[START DATASET EXCERPTS]
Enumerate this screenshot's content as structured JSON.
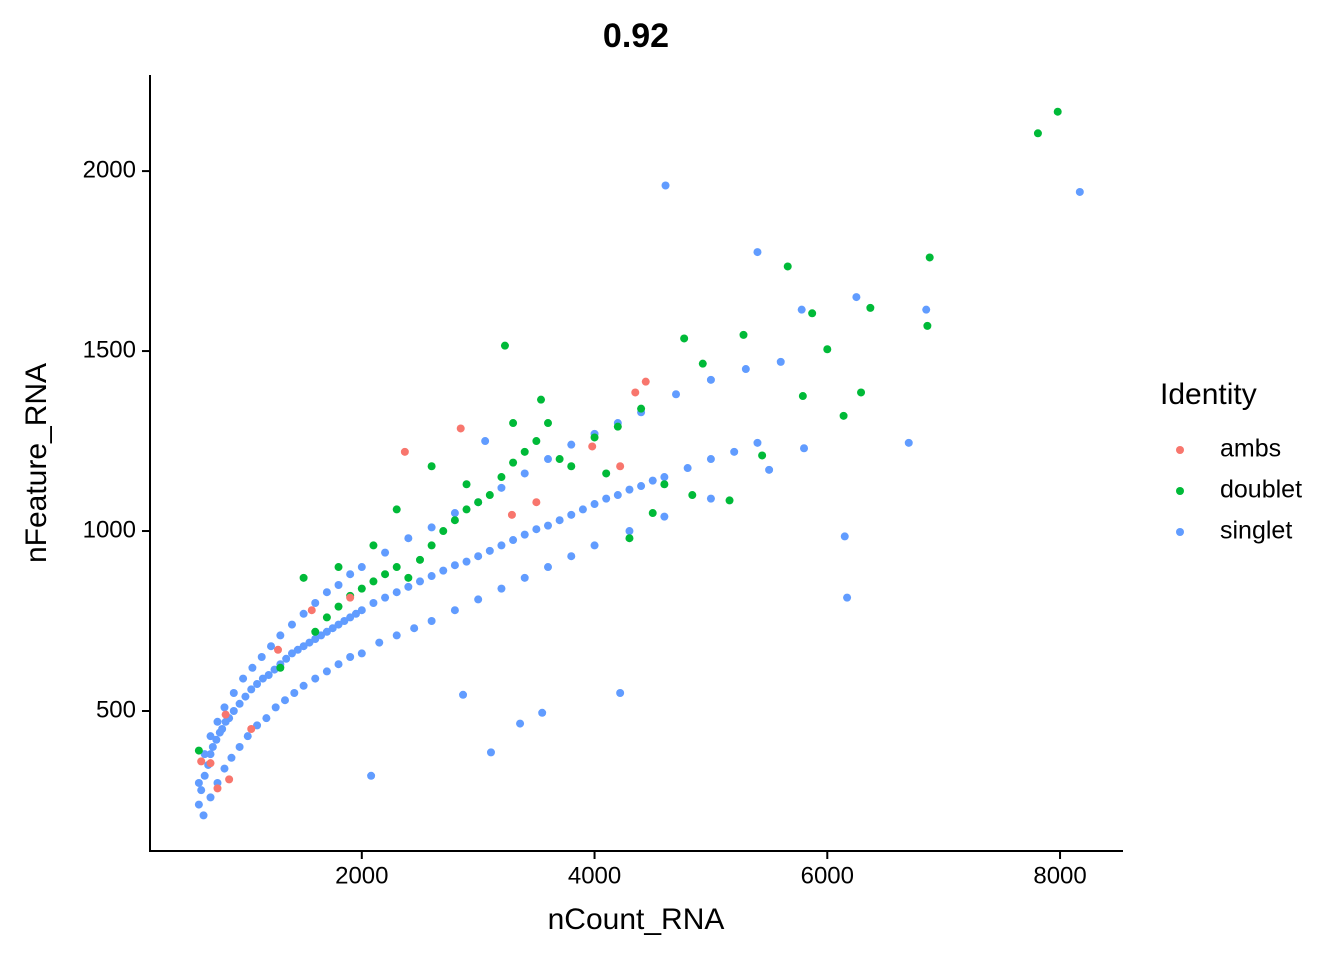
{
  "chart_data": {
    "type": "scatter",
    "title": "0.92",
    "x_label": "nCount_RNA",
    "y_label": "nFeature_RNA",
    "legend_title": "Identity",
    "legend": "right",
    "grid": false,
    "xlim": [
      180,
      8541
    ],
    "ylim": [
      111,
      2267
    ],
    "xticks": [
      2000,
      4000,
      6000,
      8000
    ],
    "yticks": [
      500,
      1000,
      1500,
      2000
    ],
    "series": [
      {
        "name": "ambs",
        "color": "#F8766D",
        "x": [
          2370,
          2850,
          4440,
          4350,
          3980,
          3290,
          1570,
          1900,
          830,
          860,
          760,
          700,
          620,
          4220,
          3500,
          1280,
          1050
        ],
        "values": [
          1220,
          1285,
          1415,
          1385,
          1235,
          1045,
          780,
          815,
          490,
          310,
          285,
          355,
          360,
          1180,
          1080,
          670,
          450
        ]
      },
      {
        "name": "doublet",
        "color": "#00BA38",
        "x": [
          7980,
          7810,
          6880,
          6860,
          5660,
          5870,
          6370,
          6000,
          6290,
          6140,
          5790,
          3230,
          4770,
          5280,
          4930,
          5440,
          5160,
          4840,
          600,
          1300,
          1600,
          1700,
          1800,
          1900,
          2000,
          2100,
          2200,
          2300,
          2400,
          2500,
          2600,
          2700,
          2800,
          2900,
          3000,
          3100,
          3200,
          3300,
          3400,
          3500,
          3600,
          3700,
          3800,
          4000,
          4200,
          4400,
          4500,
          4600,
          1500,
          1800,
          2100,
          2300,
          2600,
          2900,
          3300,
          3540,
          4100,
          4300
        ],
        "values": [
          2165,
          2105,
          1760,
          1570,
          1735,
          1605,
          1620,
          1505,
          1385,
          1320,
          1375,
          1515,
          1535,
          1545,
          1465,
          1210,
          1085,
          1100,
          390,
          620,
          720,
          760,
          790,
          820,
          840,
          860,
          880,
          900,
          870,
          920,
          960,
          1000,
          1030,
          1060,
          1080,
          1100,
          1150,
          1190,
          1220,
          1250,
          1300,
          1200,
          1180,
          1260,
          1290,
          1340,
          1050,
          1130,
          870,
          900,
          960,
          1060,
          1180,
          1130,
          1300,
          1365,
          1160,
          980
        ]
      },
      {
        "name": "singlet",
        "color": "#619CFF",
        "x": [
          4610,
          8170,
          5400,
          6250,
          6850,
          5780,
          6700,
          6150,
          6170,
          4220,
          3360,
          3110,
          2080,
          3550,
          2870,
          3060,
          600,
          620,
          650,
          680,
          700,
          720,
          750,
          780,
          800,
          830,
          860,
          900,
          950,
          1000,
          1050,
          1100,
          1150,
          1200,
          1250,
          1300,
          1350,
          1400,
          1450,
          1500,
          1550,
          1600,
          1650,
          1700,
          1750,
          1800,
          1850,
          1900,
          1950,
          2000,
          2100,
          2200,
          2300,
          2400,
          2500,
          2600,
          2700,
          2800,
          2900,
          3000,
          3100,
          3200,
          3300,
          3400,
          3500,
          3600,
          3700,
          3800,
          3900,
          4000,
          4100,
          4200,
          4300,
          4400,
          4500,
          4600,
          4800,
          5000,
          5200,
          5400,
          640,
          700,
          760,
          820,
          880,
          950,
          1020,
          1100,
          1180,
          1260,
          1340,
          1420,
          1500,
          1600,
          1700,
          1800,
          1900,
          2000,
          2150,
          2300,
          2450,
          2600,
          2800,
          3000,
          3200,
          3400,
          3600,
          3800,
          4000,
          4300,
          4600,
          5000,
          5500,
          5800,
          600,
          650,
          700,
          760,
          820,
          900,
          980,
          1060,
          1140,
          1220,
          1300,
          1400,
          1500,
          1600,
          1700,
          1800,
          1900,
          2000,
          2200,
          2400,
          2600,
          2800,
          3000,
          3200,
          3400,
          3600,
          3800,
          4000,
          4200,
          4400,
          4700,
          5000,
          5300,
          5600
        ],
        "values": [
          1960,
          1942,
          1775,
          1650,
          1615,
          1615,
          1245,
          985,
          815,
          550,
          465,
          385,
          320,
          495,
          545,
          1250,
          240,
          280,
          320,
          350,
          380,
          400,
          420,
          440,
          450,
          470,
          480,
          500,
          520,
          540,
          560,
          575,
          590,
          600,
          615,
          630,
          645,
          660,
          670,
          680,
          690,
          700,
          710,
          720,
          730,
          740,
          750,
          760,
          770,
          780,
          800,
          815,
          830,
          845,
          860,
          875,
          890,
          905,
          915,
          930,
          945,
          960,
          975,
          990,
          1005,
          1015,
          1030,
          1045,
          1060,
          1075,
          1090,
          1100,
          1115,
          1125,
          1140,
          1150,
          1175,
          1200,
          1220,
          1245,
          210,
          260,
          300,
          340,
          370,
          400,
          430,
          460,
          480,
          510,
          530,
          550,
          570,
          590,
          610,
          630,
          650,
          660,
          690,
          710,
          730,
          750,
          780,
          810,
          840,
          870,
          900,
          930,
          960,
          1000,
          1040,
          1090,
          1170,
          1230,
          300,
          380,
          430,
          470,
          510,
          550,
          590,
          620,
          650,
          680,
          710,
          740,
          770,
          800,
          830,
          850,
          880,
          900,
          940,
          980,
          1010,
          1050,
          1080,
          1120,
          1160,
          1200,
          1240,
          1270,
          1300,
          1330,
          1380,
          1420,
          1450,
          1470
        ]
      }
    ]
  }
}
[END DATASET EXCERPTS]
**WHAT TO PRODUCE:**
Extract all lines that hold the word "name".

**RESPONSE TO THIS EXERCISE:**
        "name": "ambs",
        "name": "doublet",
        "name": "singlet",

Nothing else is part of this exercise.